Exercise prompt.
Identify all lines in the data containing the string "RISET". Copy them out.

(Records from a data source)
★ ★ ★ ★ ★

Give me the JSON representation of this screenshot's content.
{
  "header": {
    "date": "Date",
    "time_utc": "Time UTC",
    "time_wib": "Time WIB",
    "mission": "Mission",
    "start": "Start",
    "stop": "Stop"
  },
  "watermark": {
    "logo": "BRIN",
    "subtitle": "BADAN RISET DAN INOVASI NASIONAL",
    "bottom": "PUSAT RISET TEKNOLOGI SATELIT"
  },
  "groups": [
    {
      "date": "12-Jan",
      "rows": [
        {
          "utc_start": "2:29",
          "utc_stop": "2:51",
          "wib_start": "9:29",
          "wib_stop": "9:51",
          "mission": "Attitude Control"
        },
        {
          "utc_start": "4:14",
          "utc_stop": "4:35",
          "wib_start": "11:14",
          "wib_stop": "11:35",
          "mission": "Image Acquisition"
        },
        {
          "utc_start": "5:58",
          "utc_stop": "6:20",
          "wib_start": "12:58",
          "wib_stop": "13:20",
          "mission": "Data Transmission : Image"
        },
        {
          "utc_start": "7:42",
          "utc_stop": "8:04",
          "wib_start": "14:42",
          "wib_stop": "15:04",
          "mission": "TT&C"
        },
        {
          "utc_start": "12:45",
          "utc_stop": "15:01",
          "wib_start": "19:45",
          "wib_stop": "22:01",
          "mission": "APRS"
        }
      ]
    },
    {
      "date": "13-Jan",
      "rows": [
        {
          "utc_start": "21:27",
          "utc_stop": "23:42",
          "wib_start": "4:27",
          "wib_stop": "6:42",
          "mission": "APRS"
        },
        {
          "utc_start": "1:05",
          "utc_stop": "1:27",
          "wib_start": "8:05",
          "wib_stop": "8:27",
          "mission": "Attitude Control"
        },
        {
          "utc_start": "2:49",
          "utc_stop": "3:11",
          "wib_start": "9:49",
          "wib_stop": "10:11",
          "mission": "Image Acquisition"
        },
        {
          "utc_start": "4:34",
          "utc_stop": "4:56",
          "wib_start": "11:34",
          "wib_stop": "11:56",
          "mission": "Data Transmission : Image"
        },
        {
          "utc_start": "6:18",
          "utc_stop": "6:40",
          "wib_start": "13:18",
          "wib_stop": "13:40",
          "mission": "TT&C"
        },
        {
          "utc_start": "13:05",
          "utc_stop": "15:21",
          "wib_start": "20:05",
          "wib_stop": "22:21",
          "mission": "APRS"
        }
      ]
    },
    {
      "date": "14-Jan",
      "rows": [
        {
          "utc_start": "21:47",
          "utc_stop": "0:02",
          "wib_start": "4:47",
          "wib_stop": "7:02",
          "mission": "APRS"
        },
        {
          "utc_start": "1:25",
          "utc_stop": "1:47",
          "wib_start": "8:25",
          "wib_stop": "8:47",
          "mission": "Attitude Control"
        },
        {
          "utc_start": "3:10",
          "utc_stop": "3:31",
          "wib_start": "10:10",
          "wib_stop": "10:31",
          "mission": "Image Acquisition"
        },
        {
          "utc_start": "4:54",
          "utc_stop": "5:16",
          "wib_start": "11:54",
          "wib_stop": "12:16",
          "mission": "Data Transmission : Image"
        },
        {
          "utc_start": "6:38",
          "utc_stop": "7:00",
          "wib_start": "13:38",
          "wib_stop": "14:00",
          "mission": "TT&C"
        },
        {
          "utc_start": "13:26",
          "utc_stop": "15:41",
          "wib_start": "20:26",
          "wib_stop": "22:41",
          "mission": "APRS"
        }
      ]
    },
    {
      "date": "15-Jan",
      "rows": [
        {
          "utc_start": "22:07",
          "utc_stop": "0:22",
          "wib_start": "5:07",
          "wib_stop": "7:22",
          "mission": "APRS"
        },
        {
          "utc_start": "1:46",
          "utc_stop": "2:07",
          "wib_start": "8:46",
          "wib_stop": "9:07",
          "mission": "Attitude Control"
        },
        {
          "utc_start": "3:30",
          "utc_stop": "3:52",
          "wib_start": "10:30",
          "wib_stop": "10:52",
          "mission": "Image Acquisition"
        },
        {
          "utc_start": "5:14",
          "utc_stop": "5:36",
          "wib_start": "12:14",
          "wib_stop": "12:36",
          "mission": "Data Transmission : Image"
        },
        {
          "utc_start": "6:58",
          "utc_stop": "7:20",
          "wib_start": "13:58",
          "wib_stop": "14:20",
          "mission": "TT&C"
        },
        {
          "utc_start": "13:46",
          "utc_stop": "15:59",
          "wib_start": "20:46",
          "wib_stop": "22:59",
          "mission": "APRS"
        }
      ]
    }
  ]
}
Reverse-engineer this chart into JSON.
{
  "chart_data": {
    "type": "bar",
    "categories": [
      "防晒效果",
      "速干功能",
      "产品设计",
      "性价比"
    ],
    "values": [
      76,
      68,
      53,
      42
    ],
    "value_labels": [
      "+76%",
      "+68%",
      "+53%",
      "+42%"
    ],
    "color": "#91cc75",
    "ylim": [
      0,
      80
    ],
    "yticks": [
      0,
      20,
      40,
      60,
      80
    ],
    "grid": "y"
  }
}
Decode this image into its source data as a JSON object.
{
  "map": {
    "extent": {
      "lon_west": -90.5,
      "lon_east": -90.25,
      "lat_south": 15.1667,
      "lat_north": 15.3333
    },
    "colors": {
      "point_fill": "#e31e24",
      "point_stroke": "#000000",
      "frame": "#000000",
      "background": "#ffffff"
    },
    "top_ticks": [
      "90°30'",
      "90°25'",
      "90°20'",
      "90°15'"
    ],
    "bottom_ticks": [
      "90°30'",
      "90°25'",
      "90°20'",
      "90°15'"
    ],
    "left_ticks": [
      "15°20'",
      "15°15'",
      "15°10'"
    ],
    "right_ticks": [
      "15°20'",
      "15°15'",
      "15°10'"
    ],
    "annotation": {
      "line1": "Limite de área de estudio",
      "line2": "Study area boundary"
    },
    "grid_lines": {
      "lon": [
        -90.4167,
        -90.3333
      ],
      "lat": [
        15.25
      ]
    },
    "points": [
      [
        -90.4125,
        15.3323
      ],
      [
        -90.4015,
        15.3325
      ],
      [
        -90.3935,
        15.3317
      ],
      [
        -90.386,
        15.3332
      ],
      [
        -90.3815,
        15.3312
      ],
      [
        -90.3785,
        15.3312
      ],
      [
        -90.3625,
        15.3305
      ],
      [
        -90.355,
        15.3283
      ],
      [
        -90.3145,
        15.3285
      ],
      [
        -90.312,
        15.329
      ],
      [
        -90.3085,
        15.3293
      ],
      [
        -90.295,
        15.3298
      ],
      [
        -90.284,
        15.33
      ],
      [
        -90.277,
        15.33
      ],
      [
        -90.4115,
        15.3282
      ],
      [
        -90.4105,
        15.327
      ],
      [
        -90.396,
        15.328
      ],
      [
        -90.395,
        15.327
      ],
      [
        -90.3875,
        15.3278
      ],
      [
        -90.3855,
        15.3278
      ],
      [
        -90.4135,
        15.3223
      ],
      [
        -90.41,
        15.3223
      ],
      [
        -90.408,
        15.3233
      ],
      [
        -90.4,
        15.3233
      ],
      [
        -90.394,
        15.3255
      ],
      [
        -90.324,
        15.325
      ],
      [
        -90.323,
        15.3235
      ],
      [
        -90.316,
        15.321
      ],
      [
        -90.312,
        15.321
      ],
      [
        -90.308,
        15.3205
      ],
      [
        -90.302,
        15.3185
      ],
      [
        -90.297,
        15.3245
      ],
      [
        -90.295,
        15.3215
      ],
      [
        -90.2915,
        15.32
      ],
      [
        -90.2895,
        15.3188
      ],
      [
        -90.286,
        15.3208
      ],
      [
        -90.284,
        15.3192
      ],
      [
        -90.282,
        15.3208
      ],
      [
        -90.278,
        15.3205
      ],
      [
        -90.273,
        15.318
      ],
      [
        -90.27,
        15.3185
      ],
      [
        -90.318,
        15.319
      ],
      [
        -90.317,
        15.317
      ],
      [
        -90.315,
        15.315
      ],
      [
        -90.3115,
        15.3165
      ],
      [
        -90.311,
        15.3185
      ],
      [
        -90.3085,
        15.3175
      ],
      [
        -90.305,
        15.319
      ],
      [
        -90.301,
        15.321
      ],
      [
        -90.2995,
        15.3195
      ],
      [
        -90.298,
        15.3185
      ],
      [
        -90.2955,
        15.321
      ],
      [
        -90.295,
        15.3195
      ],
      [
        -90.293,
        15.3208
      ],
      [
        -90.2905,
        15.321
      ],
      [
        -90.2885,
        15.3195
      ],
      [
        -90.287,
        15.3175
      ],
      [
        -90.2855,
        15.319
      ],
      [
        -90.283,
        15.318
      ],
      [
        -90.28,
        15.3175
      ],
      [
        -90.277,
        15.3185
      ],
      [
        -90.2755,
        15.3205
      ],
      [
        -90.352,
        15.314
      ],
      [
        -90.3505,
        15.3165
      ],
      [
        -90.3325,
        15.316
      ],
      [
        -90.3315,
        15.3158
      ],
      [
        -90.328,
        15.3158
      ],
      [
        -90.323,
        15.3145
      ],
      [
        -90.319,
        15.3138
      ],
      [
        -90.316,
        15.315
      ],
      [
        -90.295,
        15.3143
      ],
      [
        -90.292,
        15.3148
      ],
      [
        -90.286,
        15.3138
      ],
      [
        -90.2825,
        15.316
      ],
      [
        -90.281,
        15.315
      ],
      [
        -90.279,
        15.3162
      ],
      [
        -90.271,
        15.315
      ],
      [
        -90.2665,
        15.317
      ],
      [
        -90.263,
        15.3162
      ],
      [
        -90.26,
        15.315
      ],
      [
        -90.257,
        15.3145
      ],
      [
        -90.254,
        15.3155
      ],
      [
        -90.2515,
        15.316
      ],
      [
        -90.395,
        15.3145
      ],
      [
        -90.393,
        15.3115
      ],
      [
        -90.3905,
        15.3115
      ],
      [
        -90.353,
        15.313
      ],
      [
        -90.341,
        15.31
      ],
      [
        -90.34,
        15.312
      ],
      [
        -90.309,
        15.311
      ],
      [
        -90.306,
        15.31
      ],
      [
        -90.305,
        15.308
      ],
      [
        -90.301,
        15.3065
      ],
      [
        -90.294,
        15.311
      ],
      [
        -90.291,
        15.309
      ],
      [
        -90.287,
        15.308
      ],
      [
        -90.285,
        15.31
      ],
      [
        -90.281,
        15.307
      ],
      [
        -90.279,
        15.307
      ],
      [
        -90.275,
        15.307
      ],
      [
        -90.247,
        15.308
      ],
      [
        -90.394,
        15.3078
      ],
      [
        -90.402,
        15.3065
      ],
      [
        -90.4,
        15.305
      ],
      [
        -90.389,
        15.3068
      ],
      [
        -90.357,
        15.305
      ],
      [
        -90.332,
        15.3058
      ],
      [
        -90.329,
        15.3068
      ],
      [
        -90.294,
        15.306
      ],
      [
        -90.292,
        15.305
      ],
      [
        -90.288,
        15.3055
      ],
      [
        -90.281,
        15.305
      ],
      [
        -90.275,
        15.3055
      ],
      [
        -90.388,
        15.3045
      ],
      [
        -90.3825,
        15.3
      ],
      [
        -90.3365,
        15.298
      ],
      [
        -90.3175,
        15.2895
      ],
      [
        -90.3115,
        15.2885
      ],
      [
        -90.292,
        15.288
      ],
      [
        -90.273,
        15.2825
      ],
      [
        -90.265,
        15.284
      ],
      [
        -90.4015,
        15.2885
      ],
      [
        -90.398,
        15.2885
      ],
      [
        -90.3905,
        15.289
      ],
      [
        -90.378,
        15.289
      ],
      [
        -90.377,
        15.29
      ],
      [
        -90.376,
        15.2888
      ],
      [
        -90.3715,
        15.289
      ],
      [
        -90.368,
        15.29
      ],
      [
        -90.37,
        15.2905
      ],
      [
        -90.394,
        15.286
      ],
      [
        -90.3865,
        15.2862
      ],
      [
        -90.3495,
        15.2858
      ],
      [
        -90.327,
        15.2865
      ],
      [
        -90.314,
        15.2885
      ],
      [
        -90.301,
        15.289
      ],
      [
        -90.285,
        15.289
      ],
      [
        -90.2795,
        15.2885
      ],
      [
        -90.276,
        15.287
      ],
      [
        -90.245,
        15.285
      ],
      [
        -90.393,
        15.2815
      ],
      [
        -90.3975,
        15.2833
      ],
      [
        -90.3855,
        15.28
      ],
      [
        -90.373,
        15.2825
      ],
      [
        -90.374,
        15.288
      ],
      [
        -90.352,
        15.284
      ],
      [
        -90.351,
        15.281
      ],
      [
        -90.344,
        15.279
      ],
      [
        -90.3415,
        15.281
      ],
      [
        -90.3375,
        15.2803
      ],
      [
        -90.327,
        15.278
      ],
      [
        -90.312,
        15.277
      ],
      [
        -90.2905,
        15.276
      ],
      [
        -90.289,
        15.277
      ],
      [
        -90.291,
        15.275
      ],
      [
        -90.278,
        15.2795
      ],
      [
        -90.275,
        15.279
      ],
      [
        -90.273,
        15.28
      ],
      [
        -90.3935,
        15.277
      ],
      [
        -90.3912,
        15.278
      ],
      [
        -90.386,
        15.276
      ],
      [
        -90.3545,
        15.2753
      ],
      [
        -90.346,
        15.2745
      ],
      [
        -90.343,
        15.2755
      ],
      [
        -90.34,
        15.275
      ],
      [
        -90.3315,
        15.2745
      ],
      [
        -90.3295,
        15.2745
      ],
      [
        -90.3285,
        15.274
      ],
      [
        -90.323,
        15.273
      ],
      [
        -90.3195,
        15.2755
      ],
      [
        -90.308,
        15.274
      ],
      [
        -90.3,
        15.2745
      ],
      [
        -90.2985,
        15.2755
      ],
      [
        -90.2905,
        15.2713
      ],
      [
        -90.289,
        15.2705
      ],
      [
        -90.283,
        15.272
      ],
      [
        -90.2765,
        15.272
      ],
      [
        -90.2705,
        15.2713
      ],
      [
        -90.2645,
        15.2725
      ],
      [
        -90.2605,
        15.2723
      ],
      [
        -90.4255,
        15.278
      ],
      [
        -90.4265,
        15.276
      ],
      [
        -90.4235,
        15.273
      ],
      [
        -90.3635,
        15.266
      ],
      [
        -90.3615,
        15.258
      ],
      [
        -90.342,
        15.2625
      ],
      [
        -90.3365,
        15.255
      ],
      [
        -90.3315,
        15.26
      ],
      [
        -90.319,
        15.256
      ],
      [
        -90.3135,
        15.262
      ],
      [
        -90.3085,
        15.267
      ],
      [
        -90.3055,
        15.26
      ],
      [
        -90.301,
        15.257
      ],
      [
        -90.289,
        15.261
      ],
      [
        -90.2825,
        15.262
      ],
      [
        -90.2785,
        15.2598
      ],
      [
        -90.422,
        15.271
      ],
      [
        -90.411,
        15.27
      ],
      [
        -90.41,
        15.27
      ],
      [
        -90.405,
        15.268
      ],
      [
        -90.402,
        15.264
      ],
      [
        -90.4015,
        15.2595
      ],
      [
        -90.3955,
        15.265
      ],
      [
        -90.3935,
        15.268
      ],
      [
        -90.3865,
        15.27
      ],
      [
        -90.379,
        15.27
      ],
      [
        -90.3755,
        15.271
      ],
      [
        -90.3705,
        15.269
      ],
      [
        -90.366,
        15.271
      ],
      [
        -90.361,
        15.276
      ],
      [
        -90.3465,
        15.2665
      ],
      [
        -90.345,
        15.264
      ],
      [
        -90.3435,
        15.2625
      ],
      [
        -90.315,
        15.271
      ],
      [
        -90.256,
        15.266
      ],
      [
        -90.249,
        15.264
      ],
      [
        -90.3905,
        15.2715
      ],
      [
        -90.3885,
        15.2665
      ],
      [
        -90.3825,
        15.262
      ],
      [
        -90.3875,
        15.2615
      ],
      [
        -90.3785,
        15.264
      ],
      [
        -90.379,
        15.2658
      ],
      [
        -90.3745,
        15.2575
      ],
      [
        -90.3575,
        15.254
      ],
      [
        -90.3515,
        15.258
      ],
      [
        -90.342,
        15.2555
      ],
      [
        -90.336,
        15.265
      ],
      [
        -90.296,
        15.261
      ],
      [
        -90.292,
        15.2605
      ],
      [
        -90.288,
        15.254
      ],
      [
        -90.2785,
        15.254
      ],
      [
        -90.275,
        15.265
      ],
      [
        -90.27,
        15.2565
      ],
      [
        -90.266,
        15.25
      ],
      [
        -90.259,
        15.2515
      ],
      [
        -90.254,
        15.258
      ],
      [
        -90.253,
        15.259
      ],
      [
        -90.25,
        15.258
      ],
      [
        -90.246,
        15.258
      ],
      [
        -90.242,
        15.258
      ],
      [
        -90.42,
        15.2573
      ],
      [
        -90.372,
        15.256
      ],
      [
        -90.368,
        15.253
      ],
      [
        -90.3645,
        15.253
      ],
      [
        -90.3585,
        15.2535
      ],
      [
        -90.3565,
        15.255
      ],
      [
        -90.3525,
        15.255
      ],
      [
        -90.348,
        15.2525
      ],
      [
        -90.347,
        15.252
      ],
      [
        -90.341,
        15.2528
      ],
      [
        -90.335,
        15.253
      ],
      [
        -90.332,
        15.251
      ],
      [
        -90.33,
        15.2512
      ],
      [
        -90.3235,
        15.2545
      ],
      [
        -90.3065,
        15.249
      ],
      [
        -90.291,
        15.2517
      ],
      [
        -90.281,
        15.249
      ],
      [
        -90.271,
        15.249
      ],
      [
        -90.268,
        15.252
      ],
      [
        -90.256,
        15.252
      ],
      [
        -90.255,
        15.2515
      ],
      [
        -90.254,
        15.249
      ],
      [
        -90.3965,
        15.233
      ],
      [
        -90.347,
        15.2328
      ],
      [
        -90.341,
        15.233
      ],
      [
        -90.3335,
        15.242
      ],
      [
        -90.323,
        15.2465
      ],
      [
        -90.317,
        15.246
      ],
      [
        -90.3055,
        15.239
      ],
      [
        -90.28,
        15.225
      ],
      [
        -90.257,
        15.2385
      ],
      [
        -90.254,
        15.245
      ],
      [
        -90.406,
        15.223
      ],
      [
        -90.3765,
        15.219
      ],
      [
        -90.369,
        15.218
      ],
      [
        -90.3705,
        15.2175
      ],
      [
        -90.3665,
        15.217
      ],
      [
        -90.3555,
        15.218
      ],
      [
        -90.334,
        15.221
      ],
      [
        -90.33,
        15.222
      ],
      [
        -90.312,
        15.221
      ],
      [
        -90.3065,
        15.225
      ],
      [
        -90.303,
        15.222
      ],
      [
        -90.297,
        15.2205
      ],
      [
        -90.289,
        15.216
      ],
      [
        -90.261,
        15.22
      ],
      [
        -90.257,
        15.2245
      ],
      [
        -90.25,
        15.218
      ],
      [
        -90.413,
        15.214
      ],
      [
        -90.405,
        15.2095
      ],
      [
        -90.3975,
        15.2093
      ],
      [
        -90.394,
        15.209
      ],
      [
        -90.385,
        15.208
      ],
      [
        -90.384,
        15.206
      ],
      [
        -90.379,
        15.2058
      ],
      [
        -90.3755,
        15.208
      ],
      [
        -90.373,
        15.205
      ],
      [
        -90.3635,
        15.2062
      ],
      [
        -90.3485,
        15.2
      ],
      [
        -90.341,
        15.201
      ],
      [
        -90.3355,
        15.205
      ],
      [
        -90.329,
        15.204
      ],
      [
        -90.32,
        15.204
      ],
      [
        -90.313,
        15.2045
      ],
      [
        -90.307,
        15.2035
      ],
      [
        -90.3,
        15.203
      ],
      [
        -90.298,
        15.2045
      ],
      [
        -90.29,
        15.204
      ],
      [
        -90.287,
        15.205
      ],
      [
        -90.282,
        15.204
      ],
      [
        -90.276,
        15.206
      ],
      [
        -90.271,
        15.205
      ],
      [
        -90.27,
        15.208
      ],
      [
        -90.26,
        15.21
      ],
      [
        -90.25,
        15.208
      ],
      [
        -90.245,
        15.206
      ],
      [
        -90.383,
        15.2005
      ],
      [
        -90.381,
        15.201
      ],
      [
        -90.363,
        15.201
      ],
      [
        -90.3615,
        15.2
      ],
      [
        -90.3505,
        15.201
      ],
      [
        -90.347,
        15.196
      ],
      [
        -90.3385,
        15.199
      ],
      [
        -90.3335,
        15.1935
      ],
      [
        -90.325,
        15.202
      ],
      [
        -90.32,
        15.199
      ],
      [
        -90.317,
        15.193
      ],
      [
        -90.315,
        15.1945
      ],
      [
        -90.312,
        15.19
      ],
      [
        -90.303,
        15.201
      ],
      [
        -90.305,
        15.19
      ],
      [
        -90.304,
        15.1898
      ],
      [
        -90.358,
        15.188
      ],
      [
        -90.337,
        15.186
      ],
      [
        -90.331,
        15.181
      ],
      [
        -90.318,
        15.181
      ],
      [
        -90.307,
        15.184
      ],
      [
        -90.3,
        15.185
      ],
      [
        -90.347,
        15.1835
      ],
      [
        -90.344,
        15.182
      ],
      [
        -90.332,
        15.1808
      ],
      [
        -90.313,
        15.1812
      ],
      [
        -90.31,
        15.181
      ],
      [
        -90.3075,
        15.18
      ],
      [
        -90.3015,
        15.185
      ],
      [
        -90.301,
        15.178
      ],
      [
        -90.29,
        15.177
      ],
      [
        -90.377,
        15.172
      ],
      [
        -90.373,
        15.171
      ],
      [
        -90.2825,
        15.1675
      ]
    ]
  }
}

★ ★ ★ ★ ★

Solution.
    "subtitle": "BADAN RISET DAN INOVASI NASIONAL",
    "bottom": "PUSAT RISET TEKNOLOGI SATELIT"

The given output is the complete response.